- _Saved entries_:
==*==

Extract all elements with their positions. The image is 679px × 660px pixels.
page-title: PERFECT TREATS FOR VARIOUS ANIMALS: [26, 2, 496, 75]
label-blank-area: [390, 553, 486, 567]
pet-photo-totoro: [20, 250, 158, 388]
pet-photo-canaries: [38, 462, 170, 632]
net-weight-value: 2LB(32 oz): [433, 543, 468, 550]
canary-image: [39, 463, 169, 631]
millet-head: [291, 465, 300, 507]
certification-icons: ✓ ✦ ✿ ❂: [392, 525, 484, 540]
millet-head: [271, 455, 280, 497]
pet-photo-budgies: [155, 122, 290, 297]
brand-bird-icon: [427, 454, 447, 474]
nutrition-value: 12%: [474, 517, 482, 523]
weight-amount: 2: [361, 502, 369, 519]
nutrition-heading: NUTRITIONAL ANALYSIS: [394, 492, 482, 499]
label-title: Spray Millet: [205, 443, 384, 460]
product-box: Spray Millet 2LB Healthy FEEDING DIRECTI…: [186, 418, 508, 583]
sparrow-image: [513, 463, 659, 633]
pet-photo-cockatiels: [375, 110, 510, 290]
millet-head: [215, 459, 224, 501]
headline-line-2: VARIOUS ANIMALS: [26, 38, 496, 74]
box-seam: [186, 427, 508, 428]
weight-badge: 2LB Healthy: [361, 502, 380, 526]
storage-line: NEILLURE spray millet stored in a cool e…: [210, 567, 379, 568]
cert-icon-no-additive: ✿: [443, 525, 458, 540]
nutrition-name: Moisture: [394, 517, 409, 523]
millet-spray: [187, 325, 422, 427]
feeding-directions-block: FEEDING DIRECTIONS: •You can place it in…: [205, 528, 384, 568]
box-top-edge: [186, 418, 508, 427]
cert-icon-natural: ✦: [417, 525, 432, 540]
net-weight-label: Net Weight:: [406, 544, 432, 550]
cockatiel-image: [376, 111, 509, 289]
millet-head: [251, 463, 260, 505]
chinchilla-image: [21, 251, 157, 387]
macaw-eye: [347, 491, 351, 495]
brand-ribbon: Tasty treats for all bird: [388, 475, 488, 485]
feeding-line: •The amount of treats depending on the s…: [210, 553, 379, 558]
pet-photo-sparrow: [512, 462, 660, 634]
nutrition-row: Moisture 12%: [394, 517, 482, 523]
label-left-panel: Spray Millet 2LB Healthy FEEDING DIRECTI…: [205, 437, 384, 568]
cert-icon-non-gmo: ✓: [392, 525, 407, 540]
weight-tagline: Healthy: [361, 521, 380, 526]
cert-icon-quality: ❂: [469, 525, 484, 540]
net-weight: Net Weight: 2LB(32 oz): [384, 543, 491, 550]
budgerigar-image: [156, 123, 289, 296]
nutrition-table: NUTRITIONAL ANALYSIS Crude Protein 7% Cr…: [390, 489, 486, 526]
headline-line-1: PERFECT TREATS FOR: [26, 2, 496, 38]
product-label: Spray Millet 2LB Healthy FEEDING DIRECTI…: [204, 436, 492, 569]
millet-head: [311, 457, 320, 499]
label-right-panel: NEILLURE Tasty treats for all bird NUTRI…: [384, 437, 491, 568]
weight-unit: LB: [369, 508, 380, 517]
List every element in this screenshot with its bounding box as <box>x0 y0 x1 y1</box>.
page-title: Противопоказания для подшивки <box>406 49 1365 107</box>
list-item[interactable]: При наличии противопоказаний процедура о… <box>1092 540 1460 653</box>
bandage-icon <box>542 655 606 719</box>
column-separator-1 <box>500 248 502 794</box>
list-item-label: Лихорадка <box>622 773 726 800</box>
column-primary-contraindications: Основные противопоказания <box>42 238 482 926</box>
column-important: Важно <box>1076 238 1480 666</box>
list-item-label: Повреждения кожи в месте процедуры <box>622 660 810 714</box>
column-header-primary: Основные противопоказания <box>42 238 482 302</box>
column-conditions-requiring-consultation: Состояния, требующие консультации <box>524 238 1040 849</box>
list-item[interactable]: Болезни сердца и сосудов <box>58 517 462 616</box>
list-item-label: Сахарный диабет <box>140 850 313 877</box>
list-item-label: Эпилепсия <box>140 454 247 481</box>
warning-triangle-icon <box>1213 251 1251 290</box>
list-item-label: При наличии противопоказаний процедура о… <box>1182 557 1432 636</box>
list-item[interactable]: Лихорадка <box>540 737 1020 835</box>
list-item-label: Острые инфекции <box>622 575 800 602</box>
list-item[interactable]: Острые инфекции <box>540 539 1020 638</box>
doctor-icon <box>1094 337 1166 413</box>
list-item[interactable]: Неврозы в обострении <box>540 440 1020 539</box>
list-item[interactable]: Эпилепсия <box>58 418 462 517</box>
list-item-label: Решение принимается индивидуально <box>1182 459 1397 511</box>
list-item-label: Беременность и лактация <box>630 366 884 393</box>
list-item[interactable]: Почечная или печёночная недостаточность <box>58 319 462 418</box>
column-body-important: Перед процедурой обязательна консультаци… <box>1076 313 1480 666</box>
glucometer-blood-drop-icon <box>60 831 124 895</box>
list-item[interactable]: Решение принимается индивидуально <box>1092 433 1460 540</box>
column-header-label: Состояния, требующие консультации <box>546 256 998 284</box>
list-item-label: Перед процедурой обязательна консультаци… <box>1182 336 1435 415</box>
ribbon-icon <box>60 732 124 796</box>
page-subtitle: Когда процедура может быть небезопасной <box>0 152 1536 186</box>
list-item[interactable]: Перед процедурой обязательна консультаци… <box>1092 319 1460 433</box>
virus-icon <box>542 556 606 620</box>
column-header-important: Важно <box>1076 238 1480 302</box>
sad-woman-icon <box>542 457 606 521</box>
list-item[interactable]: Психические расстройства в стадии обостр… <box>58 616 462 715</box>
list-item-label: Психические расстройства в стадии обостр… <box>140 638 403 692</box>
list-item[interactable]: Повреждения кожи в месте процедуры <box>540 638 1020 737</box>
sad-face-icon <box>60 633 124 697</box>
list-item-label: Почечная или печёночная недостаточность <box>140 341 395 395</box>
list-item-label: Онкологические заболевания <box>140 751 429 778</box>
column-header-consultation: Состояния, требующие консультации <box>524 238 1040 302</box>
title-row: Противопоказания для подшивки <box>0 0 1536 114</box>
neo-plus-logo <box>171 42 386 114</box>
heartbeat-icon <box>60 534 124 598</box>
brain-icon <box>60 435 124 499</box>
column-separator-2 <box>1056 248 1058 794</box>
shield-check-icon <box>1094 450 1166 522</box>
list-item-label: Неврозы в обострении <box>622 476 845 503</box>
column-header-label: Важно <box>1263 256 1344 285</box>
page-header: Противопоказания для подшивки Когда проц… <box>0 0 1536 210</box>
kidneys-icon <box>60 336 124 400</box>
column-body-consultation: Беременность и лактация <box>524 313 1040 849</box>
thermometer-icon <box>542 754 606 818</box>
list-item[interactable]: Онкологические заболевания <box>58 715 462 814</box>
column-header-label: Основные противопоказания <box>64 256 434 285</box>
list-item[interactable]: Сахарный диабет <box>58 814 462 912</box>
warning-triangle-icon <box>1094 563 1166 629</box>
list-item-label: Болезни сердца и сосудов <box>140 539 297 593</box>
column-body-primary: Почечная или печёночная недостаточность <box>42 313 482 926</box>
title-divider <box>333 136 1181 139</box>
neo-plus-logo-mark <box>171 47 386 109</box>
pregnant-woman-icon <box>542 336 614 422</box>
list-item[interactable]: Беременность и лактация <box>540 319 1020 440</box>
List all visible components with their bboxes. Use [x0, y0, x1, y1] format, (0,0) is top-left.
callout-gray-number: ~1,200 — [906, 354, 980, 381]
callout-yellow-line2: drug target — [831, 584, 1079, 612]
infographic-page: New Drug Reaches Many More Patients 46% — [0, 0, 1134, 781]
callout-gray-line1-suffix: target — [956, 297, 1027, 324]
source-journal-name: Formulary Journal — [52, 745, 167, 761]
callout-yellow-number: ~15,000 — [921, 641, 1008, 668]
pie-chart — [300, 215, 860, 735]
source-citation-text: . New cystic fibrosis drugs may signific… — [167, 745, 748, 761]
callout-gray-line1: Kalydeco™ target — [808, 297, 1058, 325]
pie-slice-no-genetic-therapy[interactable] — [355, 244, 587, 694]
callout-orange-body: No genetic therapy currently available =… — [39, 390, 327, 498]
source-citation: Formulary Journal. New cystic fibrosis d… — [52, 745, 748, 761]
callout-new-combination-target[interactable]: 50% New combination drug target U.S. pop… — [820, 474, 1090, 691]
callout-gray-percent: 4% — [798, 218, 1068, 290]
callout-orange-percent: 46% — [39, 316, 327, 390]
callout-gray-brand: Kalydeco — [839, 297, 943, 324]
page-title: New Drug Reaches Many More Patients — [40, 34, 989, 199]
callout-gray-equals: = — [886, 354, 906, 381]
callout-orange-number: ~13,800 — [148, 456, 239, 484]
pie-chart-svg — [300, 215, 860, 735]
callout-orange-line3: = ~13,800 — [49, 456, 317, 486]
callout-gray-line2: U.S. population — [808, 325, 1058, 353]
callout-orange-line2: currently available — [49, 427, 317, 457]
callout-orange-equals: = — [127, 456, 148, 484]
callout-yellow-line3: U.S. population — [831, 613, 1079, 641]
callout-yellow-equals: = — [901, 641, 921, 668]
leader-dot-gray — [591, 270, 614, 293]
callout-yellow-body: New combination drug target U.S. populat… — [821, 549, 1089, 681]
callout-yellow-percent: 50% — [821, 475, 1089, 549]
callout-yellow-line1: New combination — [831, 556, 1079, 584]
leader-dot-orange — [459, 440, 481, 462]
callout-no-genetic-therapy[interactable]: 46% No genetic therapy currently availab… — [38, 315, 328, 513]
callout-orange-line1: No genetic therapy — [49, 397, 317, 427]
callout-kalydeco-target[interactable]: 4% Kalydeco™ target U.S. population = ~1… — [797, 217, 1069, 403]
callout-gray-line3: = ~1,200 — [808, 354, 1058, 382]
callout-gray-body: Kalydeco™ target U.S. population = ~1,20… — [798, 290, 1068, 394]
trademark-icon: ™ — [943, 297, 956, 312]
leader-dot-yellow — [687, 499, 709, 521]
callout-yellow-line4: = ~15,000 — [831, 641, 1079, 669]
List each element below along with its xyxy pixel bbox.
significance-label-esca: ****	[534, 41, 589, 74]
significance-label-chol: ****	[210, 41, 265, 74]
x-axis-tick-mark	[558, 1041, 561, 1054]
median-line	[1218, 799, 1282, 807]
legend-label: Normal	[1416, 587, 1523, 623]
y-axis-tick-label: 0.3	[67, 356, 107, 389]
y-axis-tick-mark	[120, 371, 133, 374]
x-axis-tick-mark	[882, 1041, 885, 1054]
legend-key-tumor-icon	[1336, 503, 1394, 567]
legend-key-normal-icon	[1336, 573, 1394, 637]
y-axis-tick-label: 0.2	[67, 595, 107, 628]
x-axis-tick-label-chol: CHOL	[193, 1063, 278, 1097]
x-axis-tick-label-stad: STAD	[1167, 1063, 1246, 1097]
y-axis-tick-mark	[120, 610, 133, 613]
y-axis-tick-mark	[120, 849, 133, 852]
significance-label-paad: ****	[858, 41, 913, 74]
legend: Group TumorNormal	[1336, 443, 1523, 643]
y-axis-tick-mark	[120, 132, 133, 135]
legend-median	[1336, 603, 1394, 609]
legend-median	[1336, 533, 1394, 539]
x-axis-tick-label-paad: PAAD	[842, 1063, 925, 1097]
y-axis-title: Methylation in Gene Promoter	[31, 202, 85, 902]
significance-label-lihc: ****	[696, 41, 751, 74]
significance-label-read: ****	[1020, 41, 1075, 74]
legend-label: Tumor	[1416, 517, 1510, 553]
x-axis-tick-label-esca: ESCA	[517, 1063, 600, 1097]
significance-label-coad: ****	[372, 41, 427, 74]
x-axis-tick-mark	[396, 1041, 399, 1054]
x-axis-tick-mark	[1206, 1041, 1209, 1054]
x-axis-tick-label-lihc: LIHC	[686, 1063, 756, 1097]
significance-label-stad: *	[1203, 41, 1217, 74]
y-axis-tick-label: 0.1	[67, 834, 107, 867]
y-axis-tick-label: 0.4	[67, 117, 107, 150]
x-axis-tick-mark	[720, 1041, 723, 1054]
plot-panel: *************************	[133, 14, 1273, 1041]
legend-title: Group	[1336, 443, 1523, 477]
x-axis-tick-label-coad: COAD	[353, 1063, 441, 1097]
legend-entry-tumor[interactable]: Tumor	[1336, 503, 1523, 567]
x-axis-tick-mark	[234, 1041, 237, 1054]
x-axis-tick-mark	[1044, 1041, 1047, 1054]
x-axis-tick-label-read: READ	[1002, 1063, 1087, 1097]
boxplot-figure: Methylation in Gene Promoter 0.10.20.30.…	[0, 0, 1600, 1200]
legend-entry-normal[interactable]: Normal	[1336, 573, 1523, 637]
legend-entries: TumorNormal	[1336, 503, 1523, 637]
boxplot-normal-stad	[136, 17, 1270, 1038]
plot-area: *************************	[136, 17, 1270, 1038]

==*==

- _BRIEF_:
Every line holding the word "left" should be copied out of the records above.

- _RESPONSE AREA_:
label-left-panel: Spray Millet 2LB Healthy FEEDING DIRECTI…: [205, 437, 384, 568]
List all visible components with their bboxes. Use [x0, y0, x1, y1] format, (0,0) is top-left.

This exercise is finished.